> AIM:
Each line that holds the word "variation" is to be identified and copied.

__________________________________________________

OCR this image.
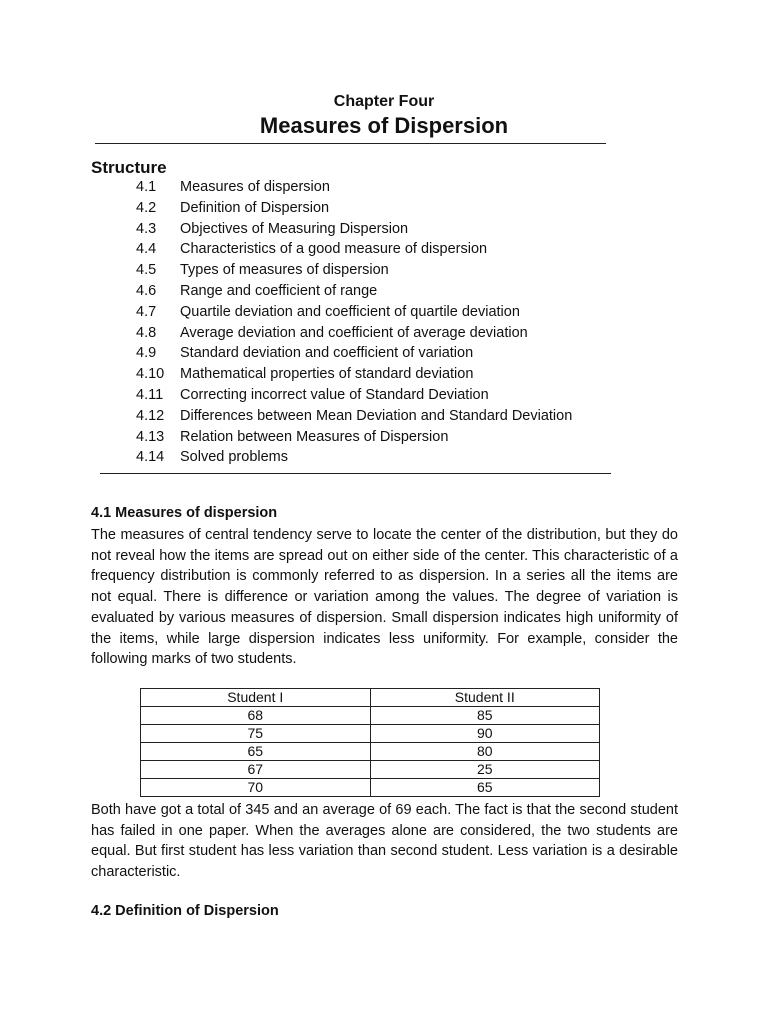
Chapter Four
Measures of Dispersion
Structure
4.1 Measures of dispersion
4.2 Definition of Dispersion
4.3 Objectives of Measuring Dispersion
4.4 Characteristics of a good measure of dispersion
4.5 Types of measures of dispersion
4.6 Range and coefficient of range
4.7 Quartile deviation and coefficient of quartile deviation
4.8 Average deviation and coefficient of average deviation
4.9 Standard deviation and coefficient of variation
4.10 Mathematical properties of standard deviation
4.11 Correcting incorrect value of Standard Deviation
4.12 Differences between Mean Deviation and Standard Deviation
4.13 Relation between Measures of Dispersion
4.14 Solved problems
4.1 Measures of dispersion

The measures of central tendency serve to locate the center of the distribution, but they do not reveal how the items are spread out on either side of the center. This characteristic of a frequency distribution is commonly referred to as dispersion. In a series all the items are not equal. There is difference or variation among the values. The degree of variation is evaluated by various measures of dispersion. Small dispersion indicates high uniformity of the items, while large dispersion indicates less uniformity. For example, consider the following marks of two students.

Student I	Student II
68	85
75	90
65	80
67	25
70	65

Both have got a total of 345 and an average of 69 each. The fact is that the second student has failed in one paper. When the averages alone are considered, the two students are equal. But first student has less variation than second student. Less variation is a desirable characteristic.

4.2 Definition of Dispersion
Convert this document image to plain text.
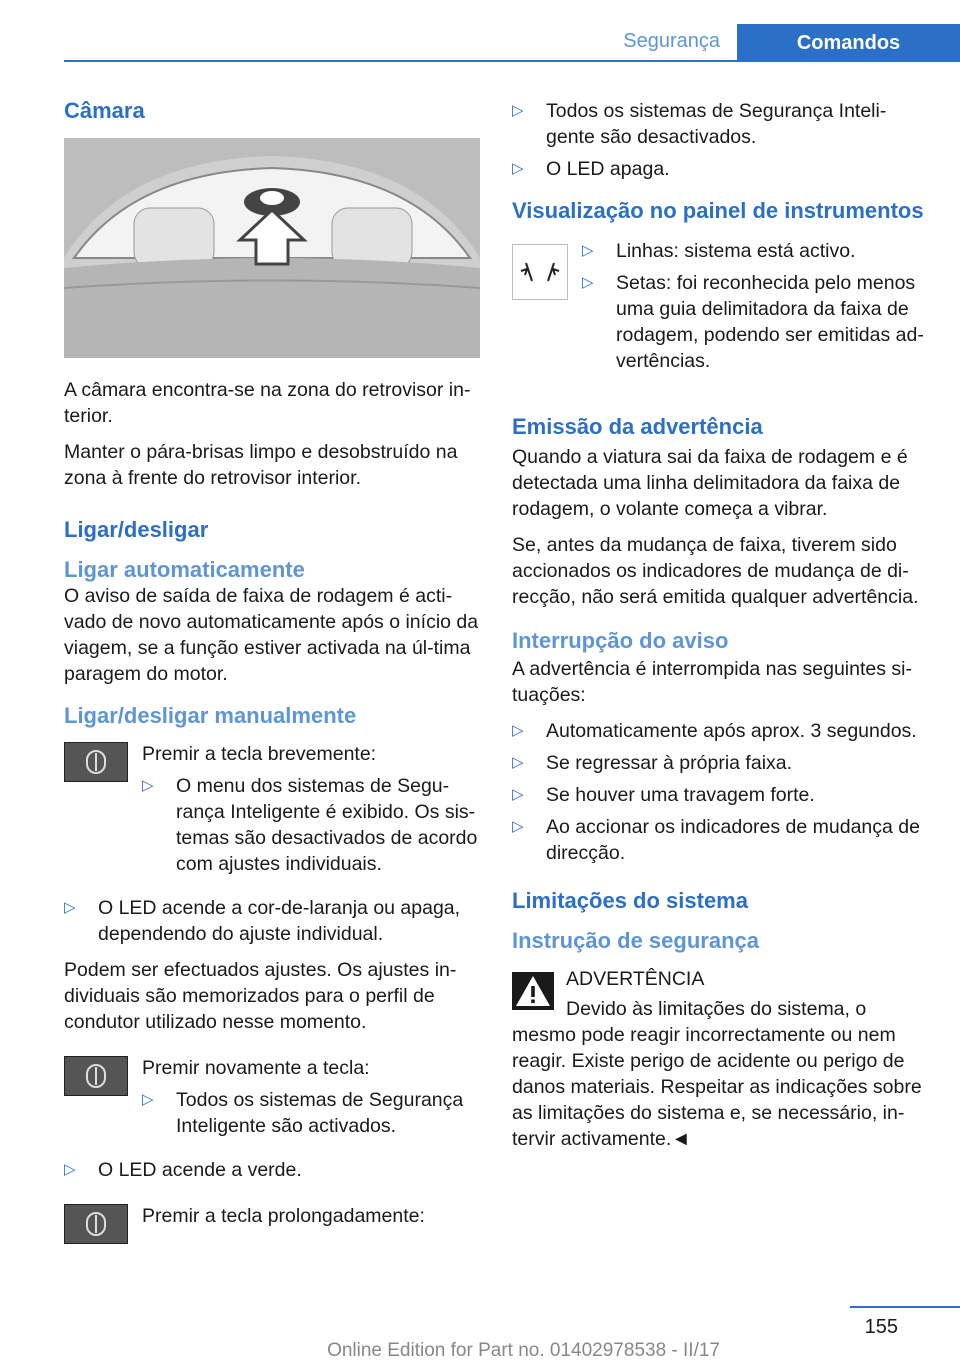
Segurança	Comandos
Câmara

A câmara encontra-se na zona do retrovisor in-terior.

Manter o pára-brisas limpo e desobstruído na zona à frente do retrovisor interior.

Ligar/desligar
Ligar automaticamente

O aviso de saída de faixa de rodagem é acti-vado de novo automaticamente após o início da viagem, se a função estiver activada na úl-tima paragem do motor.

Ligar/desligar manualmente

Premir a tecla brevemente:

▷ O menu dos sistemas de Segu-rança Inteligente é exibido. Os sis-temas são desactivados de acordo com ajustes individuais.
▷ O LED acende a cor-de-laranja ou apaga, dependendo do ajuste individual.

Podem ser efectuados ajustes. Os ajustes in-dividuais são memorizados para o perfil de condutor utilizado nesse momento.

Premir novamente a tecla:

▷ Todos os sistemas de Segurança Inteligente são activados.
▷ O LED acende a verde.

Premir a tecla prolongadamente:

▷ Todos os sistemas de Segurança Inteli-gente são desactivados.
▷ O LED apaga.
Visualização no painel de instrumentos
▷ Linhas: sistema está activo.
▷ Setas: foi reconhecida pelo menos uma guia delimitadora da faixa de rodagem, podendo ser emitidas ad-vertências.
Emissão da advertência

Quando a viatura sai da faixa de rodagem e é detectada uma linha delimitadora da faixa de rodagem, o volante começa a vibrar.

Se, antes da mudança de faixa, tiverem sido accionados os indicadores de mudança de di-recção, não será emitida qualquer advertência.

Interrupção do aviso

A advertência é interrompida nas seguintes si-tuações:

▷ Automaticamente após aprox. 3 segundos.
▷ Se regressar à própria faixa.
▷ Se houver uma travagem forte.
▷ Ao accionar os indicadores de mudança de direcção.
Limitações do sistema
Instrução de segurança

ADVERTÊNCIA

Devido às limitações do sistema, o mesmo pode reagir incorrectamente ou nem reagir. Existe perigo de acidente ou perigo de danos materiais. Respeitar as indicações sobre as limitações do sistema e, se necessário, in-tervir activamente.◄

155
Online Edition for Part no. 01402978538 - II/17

__________________________________________________

> OUTPUT FOR THIS EXERCISE:
4.9 Standard deviation and coefficient of variation
The measures of central tendency serve to locate the center of the distribution, but they do not reveal how the items are spread out on either side of the center. This characteristic of a frequency distribution is commonly referred to as dispersion. In a series all the items are not equal. There is difference or variation among the values. The degree of variation is evaluated by various measures of dispersion. Small dispersion indicates high uniformity of the items, while large dispersion indicates less uniformity. For example, consider the following marks of two students.
Both have got a total of 345 and an average of 69 each. The fact is that the second student has failed in one paper. When the averages alone are considered, the two students are equal. But first student has less variation than second student. Less variation is a desirable characteristic.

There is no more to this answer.